-- Exercise --
Look through the data below and return each line where "this" appears.

-- Material --
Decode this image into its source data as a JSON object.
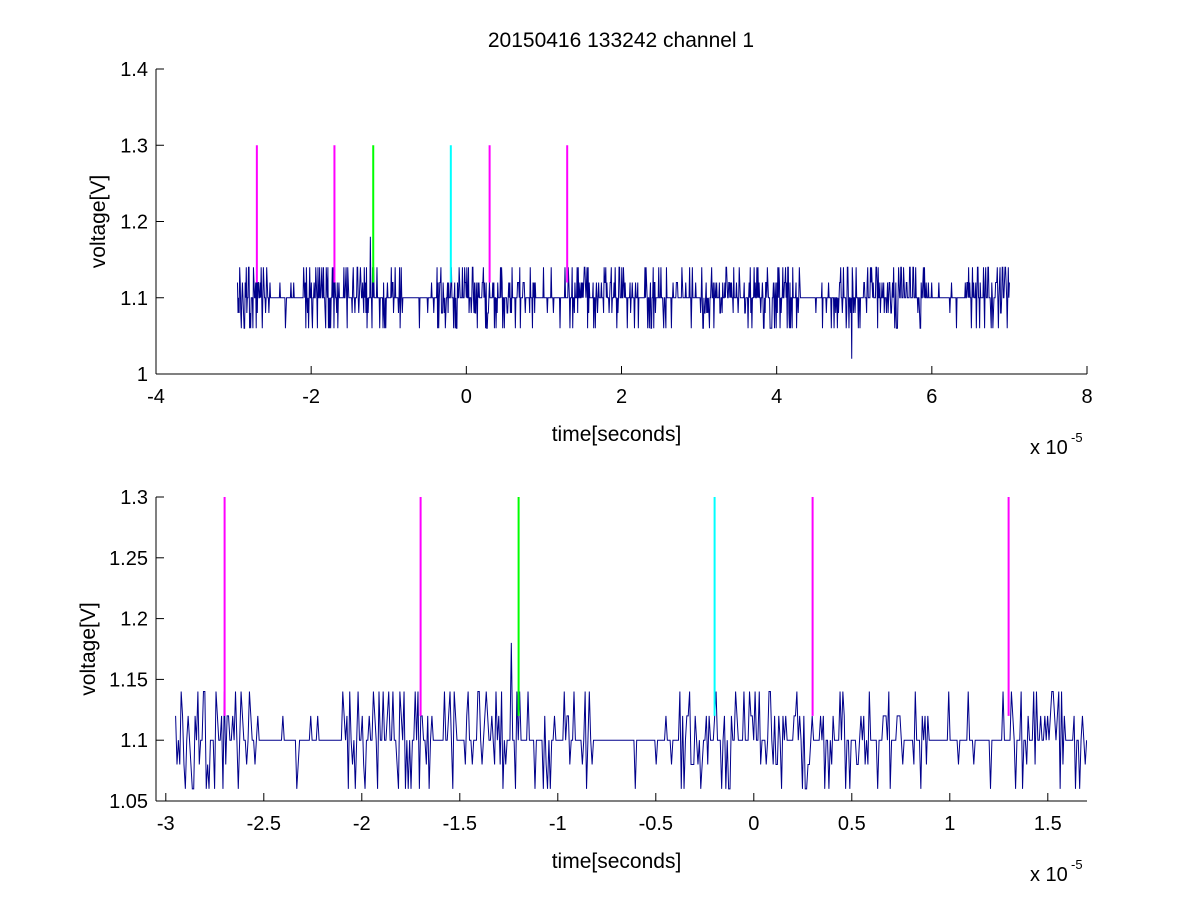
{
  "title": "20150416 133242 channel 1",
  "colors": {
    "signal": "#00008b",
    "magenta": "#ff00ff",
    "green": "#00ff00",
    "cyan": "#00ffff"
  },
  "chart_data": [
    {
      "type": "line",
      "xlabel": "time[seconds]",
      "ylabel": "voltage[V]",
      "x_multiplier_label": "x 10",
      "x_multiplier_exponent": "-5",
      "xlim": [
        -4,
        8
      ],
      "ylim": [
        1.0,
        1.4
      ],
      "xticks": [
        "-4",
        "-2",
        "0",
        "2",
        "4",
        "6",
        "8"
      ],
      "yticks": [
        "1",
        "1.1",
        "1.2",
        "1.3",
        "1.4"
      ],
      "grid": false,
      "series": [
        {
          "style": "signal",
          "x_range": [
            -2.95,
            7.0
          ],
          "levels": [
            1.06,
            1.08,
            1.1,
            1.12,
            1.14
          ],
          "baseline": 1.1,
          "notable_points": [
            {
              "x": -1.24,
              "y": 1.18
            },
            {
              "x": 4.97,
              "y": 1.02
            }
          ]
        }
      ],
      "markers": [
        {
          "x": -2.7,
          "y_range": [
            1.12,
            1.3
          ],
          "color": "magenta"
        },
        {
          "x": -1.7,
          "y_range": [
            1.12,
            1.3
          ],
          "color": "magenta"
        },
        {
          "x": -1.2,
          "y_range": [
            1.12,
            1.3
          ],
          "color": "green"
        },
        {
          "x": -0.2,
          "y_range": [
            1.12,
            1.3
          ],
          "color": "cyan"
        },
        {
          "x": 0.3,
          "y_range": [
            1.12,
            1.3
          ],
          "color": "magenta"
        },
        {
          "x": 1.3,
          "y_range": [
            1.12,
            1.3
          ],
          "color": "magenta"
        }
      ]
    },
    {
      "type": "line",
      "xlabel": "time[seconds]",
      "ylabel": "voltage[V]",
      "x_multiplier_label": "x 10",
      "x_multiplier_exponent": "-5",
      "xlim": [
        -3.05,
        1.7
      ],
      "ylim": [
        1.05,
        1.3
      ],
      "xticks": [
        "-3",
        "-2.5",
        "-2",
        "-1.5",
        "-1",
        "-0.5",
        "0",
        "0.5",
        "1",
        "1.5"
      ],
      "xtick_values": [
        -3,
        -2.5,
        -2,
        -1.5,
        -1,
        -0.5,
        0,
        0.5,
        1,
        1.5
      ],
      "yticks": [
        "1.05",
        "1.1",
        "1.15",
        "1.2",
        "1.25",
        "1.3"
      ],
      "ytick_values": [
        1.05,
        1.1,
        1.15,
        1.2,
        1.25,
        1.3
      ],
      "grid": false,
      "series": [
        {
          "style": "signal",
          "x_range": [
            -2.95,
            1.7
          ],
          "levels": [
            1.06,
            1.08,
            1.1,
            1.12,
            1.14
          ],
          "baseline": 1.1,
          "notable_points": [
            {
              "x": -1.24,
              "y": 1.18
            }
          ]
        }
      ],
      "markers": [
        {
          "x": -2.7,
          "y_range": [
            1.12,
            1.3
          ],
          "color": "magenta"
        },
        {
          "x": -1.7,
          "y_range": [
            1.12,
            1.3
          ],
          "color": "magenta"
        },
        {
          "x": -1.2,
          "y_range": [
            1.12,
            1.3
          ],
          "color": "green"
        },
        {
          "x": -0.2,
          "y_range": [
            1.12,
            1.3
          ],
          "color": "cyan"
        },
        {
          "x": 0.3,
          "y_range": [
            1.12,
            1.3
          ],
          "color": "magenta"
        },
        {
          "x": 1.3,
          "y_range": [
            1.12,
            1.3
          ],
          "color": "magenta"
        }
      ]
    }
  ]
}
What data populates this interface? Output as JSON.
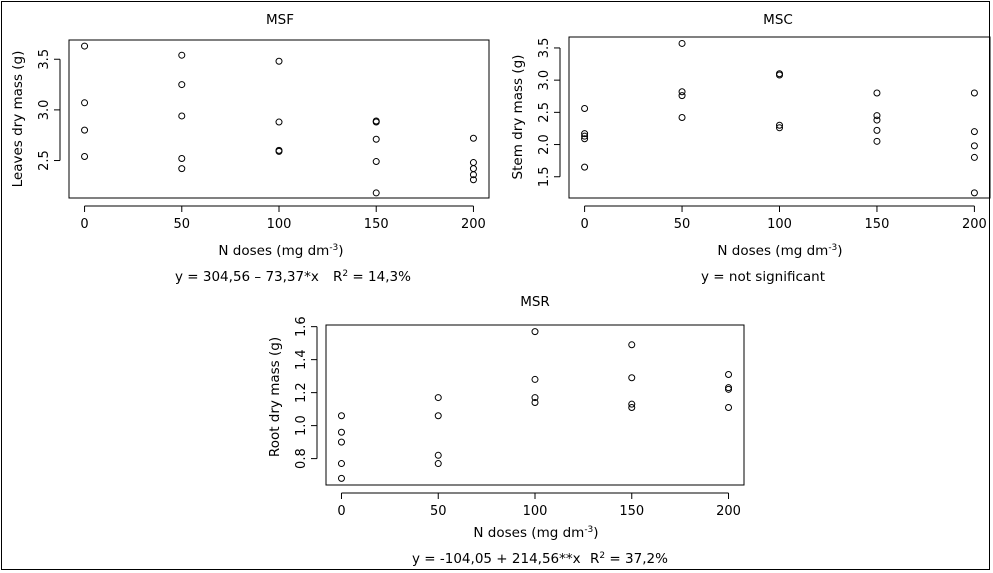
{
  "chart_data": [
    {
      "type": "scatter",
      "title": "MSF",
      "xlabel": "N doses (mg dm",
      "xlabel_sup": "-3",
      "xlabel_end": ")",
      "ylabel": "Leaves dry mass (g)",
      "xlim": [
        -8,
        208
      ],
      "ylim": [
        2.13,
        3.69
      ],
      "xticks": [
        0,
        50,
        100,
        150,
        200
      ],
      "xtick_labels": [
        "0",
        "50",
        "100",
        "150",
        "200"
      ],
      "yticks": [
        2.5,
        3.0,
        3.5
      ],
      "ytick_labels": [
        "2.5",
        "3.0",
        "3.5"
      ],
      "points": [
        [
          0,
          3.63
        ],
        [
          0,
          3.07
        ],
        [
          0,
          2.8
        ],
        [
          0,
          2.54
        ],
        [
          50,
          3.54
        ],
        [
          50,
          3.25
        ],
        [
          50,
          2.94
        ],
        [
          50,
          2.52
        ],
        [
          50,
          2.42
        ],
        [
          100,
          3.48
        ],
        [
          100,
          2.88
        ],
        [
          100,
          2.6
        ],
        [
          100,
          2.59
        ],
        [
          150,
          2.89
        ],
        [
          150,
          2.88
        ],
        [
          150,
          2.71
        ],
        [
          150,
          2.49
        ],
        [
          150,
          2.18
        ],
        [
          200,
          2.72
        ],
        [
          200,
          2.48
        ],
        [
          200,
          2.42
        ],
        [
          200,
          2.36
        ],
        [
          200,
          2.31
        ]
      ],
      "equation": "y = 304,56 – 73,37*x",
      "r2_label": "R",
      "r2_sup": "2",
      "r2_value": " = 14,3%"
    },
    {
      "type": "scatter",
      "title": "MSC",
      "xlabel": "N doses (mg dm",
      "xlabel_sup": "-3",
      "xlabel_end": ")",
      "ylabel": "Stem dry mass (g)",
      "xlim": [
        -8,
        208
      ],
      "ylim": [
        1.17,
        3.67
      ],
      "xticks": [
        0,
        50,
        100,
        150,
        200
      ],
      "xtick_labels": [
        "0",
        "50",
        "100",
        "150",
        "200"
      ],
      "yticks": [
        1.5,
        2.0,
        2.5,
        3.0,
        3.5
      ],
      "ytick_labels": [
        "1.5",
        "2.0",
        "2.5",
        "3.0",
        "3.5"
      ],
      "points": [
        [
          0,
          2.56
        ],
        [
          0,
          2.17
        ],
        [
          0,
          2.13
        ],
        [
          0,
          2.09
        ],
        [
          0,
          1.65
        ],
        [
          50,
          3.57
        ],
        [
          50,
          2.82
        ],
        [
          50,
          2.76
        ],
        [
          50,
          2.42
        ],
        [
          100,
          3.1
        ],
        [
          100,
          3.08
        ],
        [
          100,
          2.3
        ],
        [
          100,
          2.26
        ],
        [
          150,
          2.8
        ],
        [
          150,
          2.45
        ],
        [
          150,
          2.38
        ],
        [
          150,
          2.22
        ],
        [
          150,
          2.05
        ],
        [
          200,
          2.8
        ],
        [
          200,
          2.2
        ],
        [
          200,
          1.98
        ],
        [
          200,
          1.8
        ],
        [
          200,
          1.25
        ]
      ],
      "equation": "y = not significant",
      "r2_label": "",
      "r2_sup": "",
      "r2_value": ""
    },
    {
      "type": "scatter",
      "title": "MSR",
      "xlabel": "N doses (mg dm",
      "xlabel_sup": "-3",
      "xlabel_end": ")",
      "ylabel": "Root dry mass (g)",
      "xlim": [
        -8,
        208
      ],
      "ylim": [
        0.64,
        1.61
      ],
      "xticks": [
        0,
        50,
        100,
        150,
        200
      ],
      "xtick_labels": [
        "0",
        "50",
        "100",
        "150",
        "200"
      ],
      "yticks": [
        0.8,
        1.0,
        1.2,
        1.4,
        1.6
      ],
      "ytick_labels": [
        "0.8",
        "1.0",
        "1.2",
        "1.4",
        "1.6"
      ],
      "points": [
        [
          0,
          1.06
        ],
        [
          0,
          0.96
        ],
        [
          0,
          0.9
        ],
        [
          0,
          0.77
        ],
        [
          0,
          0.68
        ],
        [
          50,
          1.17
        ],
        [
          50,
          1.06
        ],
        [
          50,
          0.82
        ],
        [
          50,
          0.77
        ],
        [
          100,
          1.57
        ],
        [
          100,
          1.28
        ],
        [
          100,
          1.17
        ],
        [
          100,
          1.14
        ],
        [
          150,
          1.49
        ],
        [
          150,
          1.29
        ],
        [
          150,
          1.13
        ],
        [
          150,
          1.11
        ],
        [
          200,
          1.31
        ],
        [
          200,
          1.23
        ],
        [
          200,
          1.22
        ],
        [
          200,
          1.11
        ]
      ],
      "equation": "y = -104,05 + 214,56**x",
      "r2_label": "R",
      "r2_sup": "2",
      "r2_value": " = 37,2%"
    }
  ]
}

-- Task response --
Decode this image into its source data as a JSON object.
What data populates this interface? Output as JSON.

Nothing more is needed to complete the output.